**Task description:** How many lines of the records hold the string "MSNG"? Reply with the number alone.

**Records provided:**
··········

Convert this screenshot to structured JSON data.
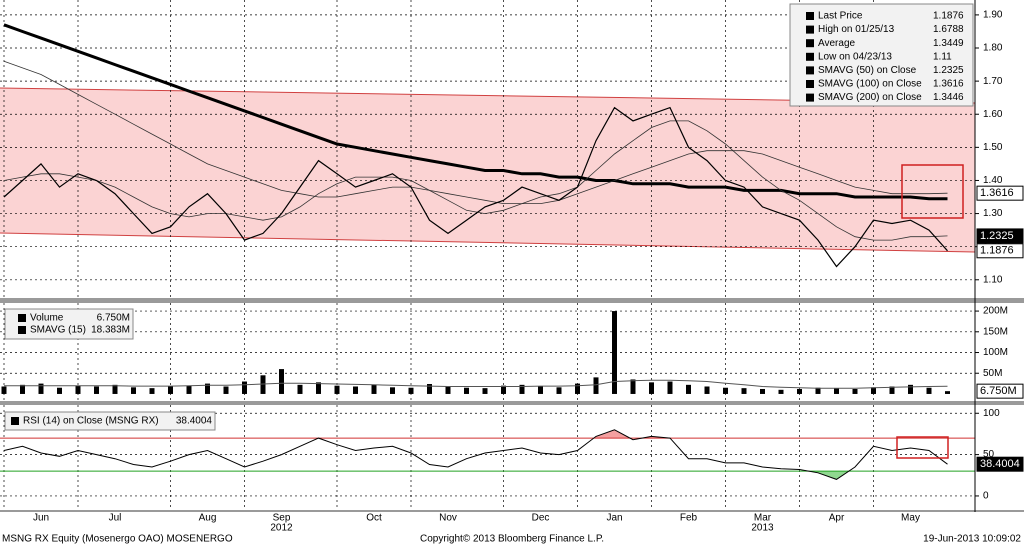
{
  "x_axis": {
    "categories": [
      null,
      null,
      "Jun",
      null,
      null,
      null,
      "Jul",
      null,
      null,
      null,
      null,
      "Aug",
      null,
      null,
      null,
      "Sep",
      null,
      null,
      null,
      null,
      "Oct",
      null,
      null,
      null,
      "Nov",
      null,
      null,
      null,
      null,
      "Dec",
      null,
      null,
      null,
      "Jan",
      null,
      null,
      null,
      "Feb",
      null,
      null,
      null,
      "Mar",
      null,
      null,
      null,
      "Apr",
      null,
      null,
      null,
      "May",
      null,
      null
    ],
    "year_labels": [
      null,
      null,
      null,
      null,
      null,
      null,
      null,
      null,
      null,
      null,
      null,
      null,
      null,
      null,
      null,
      "2012",
      null,
      null,
      null,
      null,
      null,
      null,
      null,
      null,
      null,
      null,
      null,
      null,
      null,
      null,
      null,
      null,
      null,
      null,
      null,
      null,
      null,
      null,
      null,
      null,
      null,
      "2013",
      null,
      null,
      null,
      null,
      null,
      null,
      null,
      null,
      null,
      null
    ]
  },
  "chart_data": [
    {
      "type": "line",
      "ylim": [
        1.045,
        1.945
      ],
      "yticks": [
        {
          "value": 1.1,
          "label": "1.10"
        },
        {
          "value": 1.2,
          "label": "1.20"
        },
        {
          "value": 1.3,
          "label": "1.30"
        },
        {
          "value": 1.4,
          "label": "1.40"
        },
        {
          "value": 1.5,
          "label": "1.50"
        },
        {
          "value": 1.6,
          "label": "1.60"
        },
        {
          "value": 1.7,
          "label": "1.70"
        },
        {
          "value": 1.8,
          "label": "1.80"
        },
        {
          "value": 1.9,
          "label": "1.90"
        }
      ],
      "grid": true,
      "legend": "upper right",
      "series": [
        {
          "name": "Last Price",
          "color": "#000000",
          "width": 1.2,
          "tag": true,
          "values": [
            1.35,
            1.4,
            1.45,
            1.38,
            1.42,
            1.4,
            1.36,
            1.3,
            1.24,
            1.26,
            1.32,
            1.36,
            1.3,
            1.22,
            1.24,
            1.3,
            1.38,
            1.46,
            1.42,
            1.38,
            1.4,
            1.42,
            1.38,
            1.28,
            1.24,
            1.28,
            1.32,
            1.34,
            1.38,
            1.36,
            1.34,
            1.38,
            1.52,
            1.62,
            1.58,
            1.6,
            1.62,
            1.5,
            1.46,
            1.4,
            1.38,
            1.32,
            1.3,
            1.28,
            1.22,
            1.14,
            1.2,
            1.28,
            1.27,
            1.28,
            1.25,
            1.1876
          ]
        },
        {
          "name": "SMAVG (50) on Close",
          "color": "#333333",
          "width": 0.8,
          "tag": true,
          "values": [
            1.4,
            1.41,
            1.42,
            1.42,
            1.41,
            1.4,
            1.38,
            1.35,
            1.32,
            1.3,
            1.29,
            1.3,
            1.3,
            1.29,
            1.28,
            1.29,
            1.32,
            1.36,
            1.39,
            1.41,
            1.41,
            1.41,
            1.4,
            1.37,
            1.34,
            1.31,
            1.3,
            1.31,
            1.33,
            1.35,
            1.36,
            1.38,
            1.43,
            1.48,
            1.52,
            1.56,
            1.58,
            1.58,
            1.55,
            1.51,
            1.46,
            1.41,
            1.37,
            1.34,
            1.3,
            1.26,
            1.23,
            1.22,
            1.22,
            1.23,
            1.23,
            1.2325
          ]
        },
        {
          "name": "SMAVG (100) on Close",
          "color": "#333333",
          "width": 0.8,
          "tag": true,
          "values": [
            1.76,
            1.74,
            1.72,
            1.69,
            1.66,
            1.63,
            1.6,
            1.57,
            1.54,
            1.51,
            1.48,
            1.45,
            1.43,
            1.41,
            1.39,
            1.37,
            1.36,
            1.35,
            1.35,
            1.36,
            1.37,
            1.38,
            1.38,
            1.37,
            1.36,
            1.35,
            1.34,
            1.33,
            1.33,
            1.33,
            1.34,
            1.36,
            1.38,
            1.4,
            1.42,
            1.44,
            1.46,
            1.48,
            1.49,
            1.49,
            1.49,
            1.48,
            1.46,
            1.44,
            1.42,
            1.4,
            1.38,
            1.37,
            1.36,
            1.36,
            1.36,
            1.3616
          ]
        },
        {
          "name": "SMAVG (200) on Close",
          "color": "#000000",
          "width": 3,
          "tag": false,
          "values": [
            1.87,
            1.85,
            1.83,
            1.81,
            1.79,
            1.77,
            1.75,
            1.73,
            1.71,
            1.69,
            1.67,
            1.65,
            1.63,
            1.61,
            1.59,
            1.57,
            1.55,
            1.53,
            1.51,
            1.5,
            1.49,
            1.48,
            1.47,
            1.46,
            1.45,
            1.44,
            1.43,
            1.43,
            1.42,
            1.42,
            1.41,
            1.41,
            1.4,
            1.4,
            1.39,
            1.39,
            1.39,
            1.38,
            1.38,
            1.38,
            1.37,
            1.37,
            1.37,
            1.36,
            1.36,
            1.36,
            1.35,
            1.35,
            1.35,
            1.35,
            1.345,
            1.3446
          ]
        }
      ],
      "stats": [
        {
          "name": "High on 01/25/13",
          "value": 1.6788
        },
        {
          "name": "Average",
          "value": 1.3449
        },
        {
          "name": "Low on 04/23/13",
          "value": 1.11
        }
      ]
    },
    {
      "type": "bar",
      "ylim": [
        -17,
        219.5
      ],
      "yticks": [
        {
          "value": 50,
          "label": "50M"
        },
        {
          "value": 100,
          "label": "100M"
        },
        {
          "value": 150,
          "label": "150M"
        },
        {
          "value": 200,
          "label": "200M"
        }
      ],
      "grid": true,
      "series": [
        {
          "name": "Volume",
          "color": "#000000",
          "last_label": "6.750M",
          "values": [
            18,
            22,
            25,
            15,
            20,
            18,
            22,
            16,
            14,
            18,
            20,
            25,
            18,
            30,
            45,
            60,
            22,
            28,
            20,
            18,
            22,
            16,
            15,
            24,
            18,
            15,
            14,
            20,
            22,
            18,
            16,
            25,
            40,
            200,
            35,
            28,
            30,
            22,
            18,
            15,
            14,
            12,
            10,
            12,
            15,
            14,
            12,
            16,
            18,
            22,
            15,
            6.75
          ]
        },
        {
          "name": "SMAVG (15)",
          "color": "#555555",
          "last_label": "18.383M",
          "values": [
            20,
            20,
            20,
            20,
            20,
            20,
            20,
            19,
            19,
            19,
            20,
            21,
            21,
            22,
            24,
            26,
            26,
            25,
            24,
            23,
            22,
            21,
            20,
            19,
            18,
            18,
            18,
            18,
            18,
            19,
            19,
            20,
            22,
            30,
            32,
            33,
            33,
            32,
            30,
            26,
            22,
            18,
            16,
            15,
            14,
            14,
            14,
            15,
            16,
            17,
            18,
            18.383
          ]
        }
      ]
    },
    {
      "type": "line",
      "ylim": [
        -17,
        110
      ],
      "yticks": [
        0,
        50,
        100
      ],
      "grid": true,
      "levels": [
        {
          "value": 70,
          "color": "#d03030",
          "fill": "#f4a0a0"
        },
        {
          "value": 30,
          "color": "#20a020",
          "fill": "#90d890"
        }
      ],
      "series": [
        {
          "name": "RSI (14) on Close (MSNG RX)",
          "color": "#000000",
          "values": [
            55,
            60,
            52,
            48,
            55,
            50,
            45,
            38,
            35,
            42,
            50,
            55,
            45,
            35,
            42,
            50,
            60,
            70,
            62,
            55,
            58,
            60,
            52,
            38,
            35,
            45,
            52,
            55,
            58,
            52,
            50,
            55,
            72,
            80,
            68,
            72,
            70,
            45,
            45,
            40,
            40,
            35,
            33,
            32,
            28,
            20,
            35,
            60,
            55,
            58,
            55,
            38.4004
          ]
        }
      ]
    }
  ],
  "footer": {
    "left": "MSNG RX Equity (Mosenergo OAO) MOSENERGO",
    "center": "Copyright© 2013 Bloomberg Finance L.P.",
    "right": "19-Jun-2013 10:09:02"
  }
}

··········

**Task response:** 2